» INSTRUCTION: Note each line of the listing that contains the string "Ranitidin", and copy it.

┌─ ENTRIES SHOWN

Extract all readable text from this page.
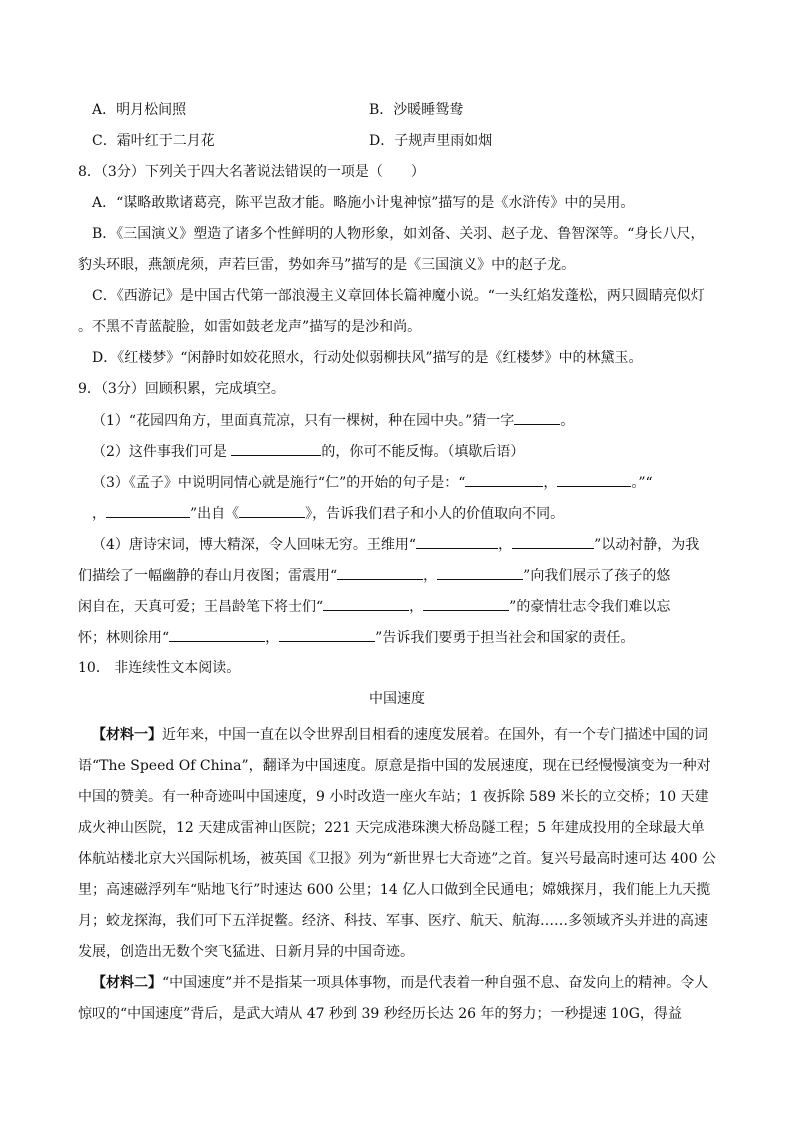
A．明月松间照	B．沙暖睡鸳鸯
C．霜叶红于二月花	D．子规声里雨如烟
8．（3分）下列关于四大名著说法错误的一项是（　　）
A．“谋略敢欺诸葛亮，陈平岂敌才能。略施小计鬼神惊”描写的是《水浒传》中的吴用。
B．《三国演义》塑造了诸多个性鲜明的人物形象，如刘备、关羽、赵子龙、鲁智深等。“身长八尺，
豹头环眼，燕颔虎须，声若巨雷，势如奔马”描写的是《三国演义》中的赵子龙。
C．《西游记》是中国古代第一部浪漫主义章回体长篇神魔小说。“一头红焰发蓬松，两只圆睛亮似灯
。不黑不青蓝靛脸，如雷如鼓老龙声”描写的是沙和尚。
D．《红楼梦》“闲静时如姣花照水，行动处似弱柳扶风”描写的是《红楼梦》中的林黛玉。
9．（3分）回顾积累，完成填空。
（1）“花园四角方，里面真荒凉，只有一棵树，种在园中央。”猜一字	。
（2）这件事我们可是	的，你可不能反悔。（填歇后语）
（3）《孟子》中说明同情心就是施行“仁”的开始的句子是：“	，	。”“
，	”出自《	》，告诉我们君子和小人的价值取向不同。
（4）唐诗宋词，博大精深，令人回味无穷。王维用“	，	”以动衬静，为我
们描绘了一幅幽静的春山月夜图；雷震用“	，	”向我们展示了孩子的悠
闲自在，天真可爱；王昌龄笔下将士们“	，	”的豪情壮志令我们难以忘
怀；林则徐用“	，	”告诉我们要勇于担当社会和国家的责任。
10． 非连续性文本阅读。
中国速度
【材料一】近年来，中国一直在以令世界刮目相看的速度发展着。在国外，有一个专门描述中国的词语“The Speed Of China”，翻译为中国速度。原意是指中国的发展速度，现在已经慢慢演变为一种对中国的赞美。有一种奇迹叫中国速度，9 小时改造一座火车站；1 夜拆除 589 米长的立交桥；10 天建成火神山医院，12 天建成雷神山医院；221 天完成港珠澳大桥岛隧工程；5 年建成投用的全球最大单体航站楼北京大兴国际机场，被英国《卫报》列为“新世界七大奇迹”之首。复兴号最高时速可达 400 公里；高速磁浮列车“贴地飞行”时速达 600 公里；14 亿人口做到全民通电；嫦娥探月，我们能上九天揽月；蛟龙探海，我们可下五洋捉鳖。经济、科技、军事、医疗、航天、航海……多领域齐头并进的高速发展，创造出无数个突飞猛进、日新月异的中国奇迹。
【材料二】“中国速度”并不是指某一项具体事物，而是代表着一种自强不息、奋发向上的精神。令人惊叹的“中国速度”背后，是武大靖从 47 秒到 39 秒经历长达 26 年的努力；一秒提速 10G，得益
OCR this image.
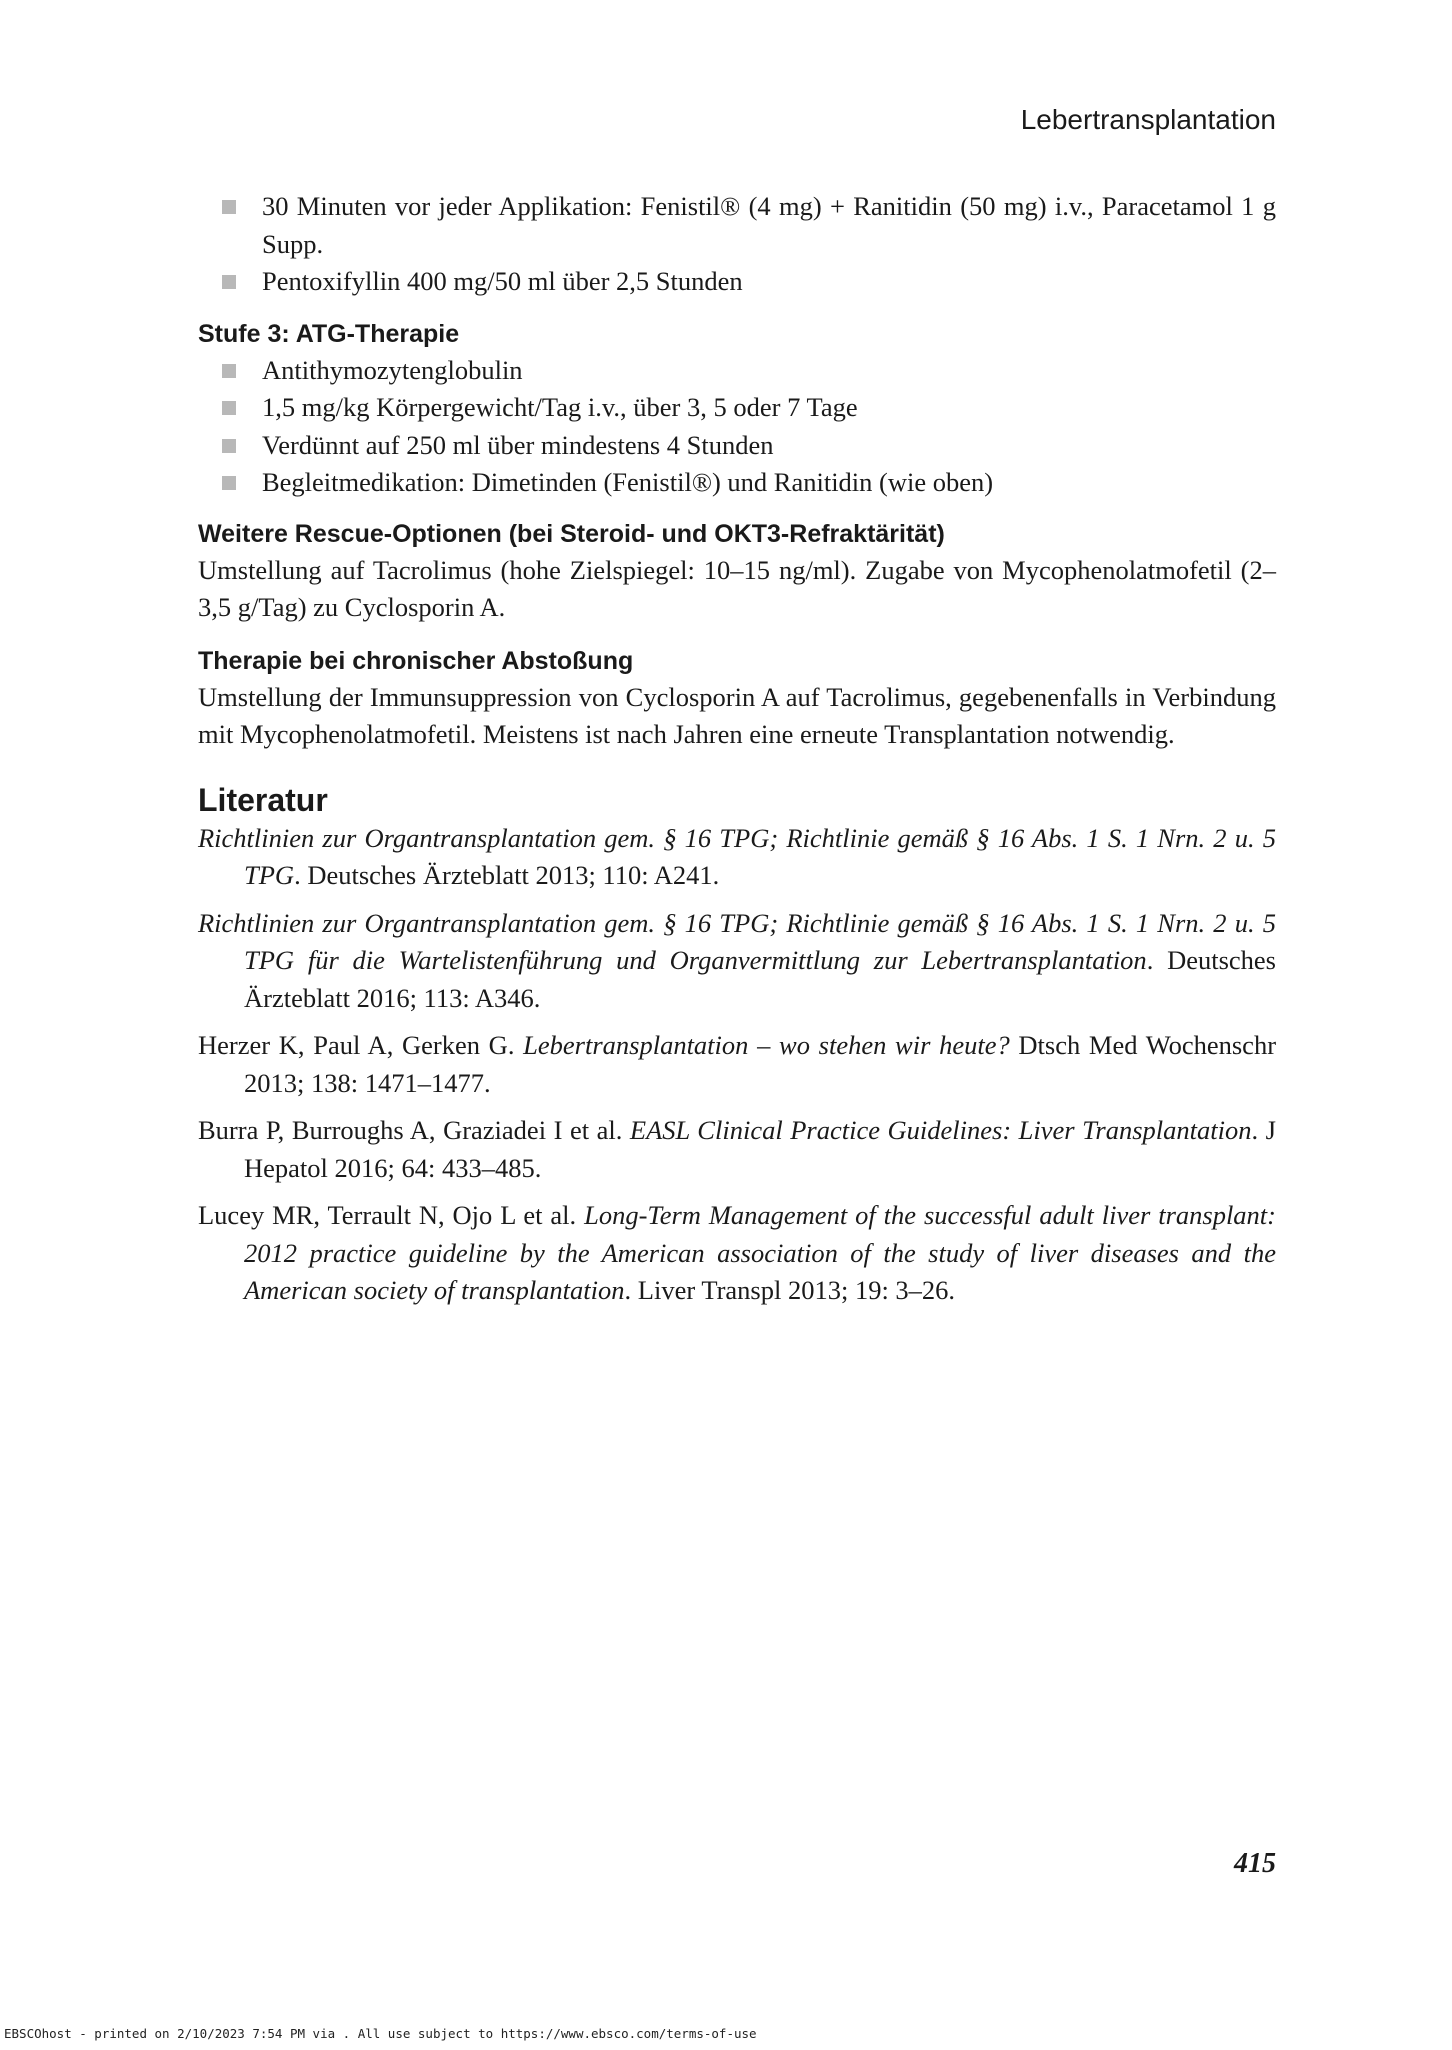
Lebertransplantation
30 Minuten vor jeder Applikation: Fenistil® (4 mg) + Ranitidin (50 mg) i.v., Paracetamol 1 g Supp.
Pentoxifyllin 400 mg/50 ml über 2,5 Stunden
Stufe 3: ATG-Therapie
Antithymozytenglobulin
1,5 mg/kg Körpergewicht/Tag i.v., über 3, 5 oder 7 Tage
Verdünnt auf 250 ml über mindestens 4 Stunden
Begleitmedikation: Dimetinden (Fenistil®) und Ranitidin (wie oben)
Weitere Rescue-Optionen (bei Steroid- und OKT3-Refraktärität)
Umstellung auf Tacrolimus (hohe Zielspiegel: 10–15 ng/ml). Zugabe von Mycophenolatmofetil (2–3,5 g/Tag) zu Cyclosporin A.
Therapie bei chronischer Abstoßung
Umstellung der Immunsuppression von Cyclosporin A auf Tacrolimus, gegebenenfalls in Verbindung mit Mycophenolatmofetil. Meistens ist nach Jahren eine erneute Transplantation notwendig.
Literatur
Richtlinien zur Organtransplantation gem. § 16 TPG; Richtlinie gemäß § 16 Abs. 1 S. 1 Nrn. 2 u. 5 TPG. Deutsches Ärzteblatt 2013; 110: A241.
Richtlinien zur Organtransplantation gem. § 16 TPG; Richtlinie gemäß § 16 Abs. 1 S. 1 Nrn. 2 u. 5 TPG für die Wartelistenführung und Organvermittlung zur Lebertransplantation. Deutsches Ärzteblatt 2016; 113: A346.
Herzer K, Paul A, Gerken G. Lebertransplantation – wo stehen wir heute? Dtsch Med Wochenschr 2013; 138: 1471–1477.
Burra P, Burroughs A, Graziadei I et al. EASL Clinical Practice Guidelines: Liver Transplantation. J Hepatol 2016; 64: 433–485.
Lucey MR, Terrault N, Ojo L et al. Long-Term Management of the successful adult liver transplant: 2012 practice guideline by the American association of the study of liver diseases and the American society of transplantation. Liver Transpl 2013; 19: 3–26.
415
EBSCOhost - printed on 2/10/2023 7:54 PM via . All use subject to https://www.ebsco.com/terms-of-use
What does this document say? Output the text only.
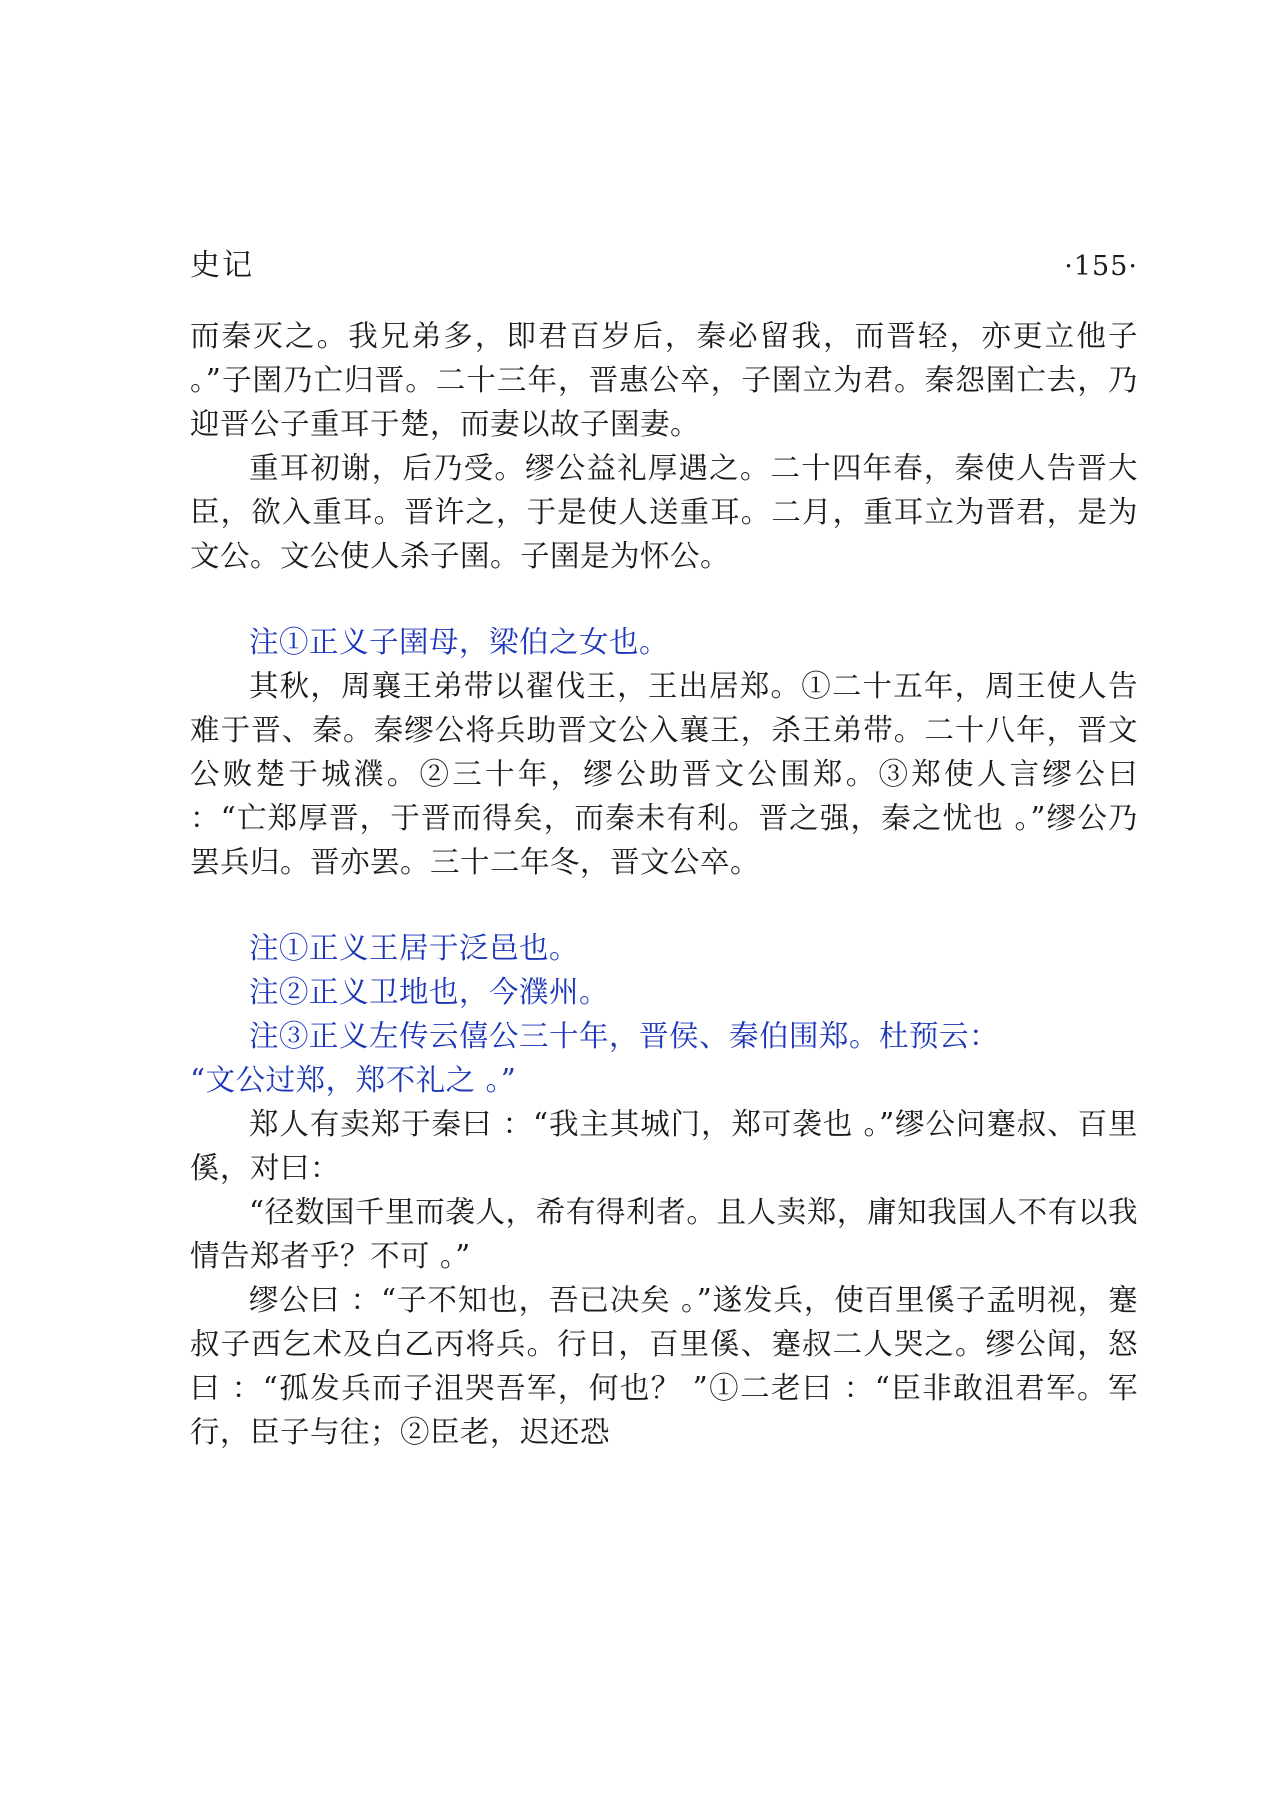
史记	·155·

而秦灭之。我兄弟多，即君百岁后，秦必留我，而晋轻，亦更立他子 。”子圉乃亡归晋。二十三年，晋惠公卒，子圉立为君。秦怨圉亡去，乃迎晋公子重耳于楚，而妻以故子圉妻。

重耳初谢，后乃受。缪公益礼厚遇之。二十四年春，秦使人告晋大臣，欲入重耳。晋许之，于是使人送重耳。二月，重耳立为晋君，是为文公。文公使人杀子圉。子圉是为怀公。

注①正义子圉母，梁伯之女也。

其秋，周襄王弟带以翟伐王，王出居郑。①二十五年，周王使人告难于晋、秦。秦缪公将兵助晋文公入襄王，杀王弟带。二十八年，晋文公败楚于城濮。②三十年，缪公助晋文公围郑。③郑使人言缪公曰 ：“亡郑厚晋，于晋而得矣，而秦未有利。晋之强，秦之忧也 。”缪公乃罢兵归。晋亦罢。三十二年冬，晋文公卒。

注①正义王居于泛邑也。

注②正义卫地也，今濮州。

注③正义左传云僖公三十年，晋侯、秦伯围郑。杜预云：

“文公过郑，郑不礼之 。”

郑人有卖郑于秦曰 ：“我主其城门，郑可袭也 。”缪公问蹇叔、百里傒，对曰：

“径数国千里而袭人，希有得利者。且人卖郑，庸知我国人不有以我情告郑者乎？不可 。”

缪公曰 ：“子不知也，吾已决矣 。”遂发兵，使百里傒子孟明视，蹇叔子西乞术及白乙丙将兵。行日，百里傒、蹇叔二人哭之。缪公闻，怒曰 ：“孤发兵而子沮哭吾军，何也？ ”①二老曰 ：“臣非敢沮君军。军行，臣子与往；②臣老，迟还恐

└─

» RESULT OF THE TASK:
30 Minuten vor jeder Applikation: Fenistil® (4 mg) + Ranitidin (50 mg) i.v., Paracetamol 1 g Supp.
Begleitmedikation: Dimetinden (Fenistil®) und Ranitidin (wie oben)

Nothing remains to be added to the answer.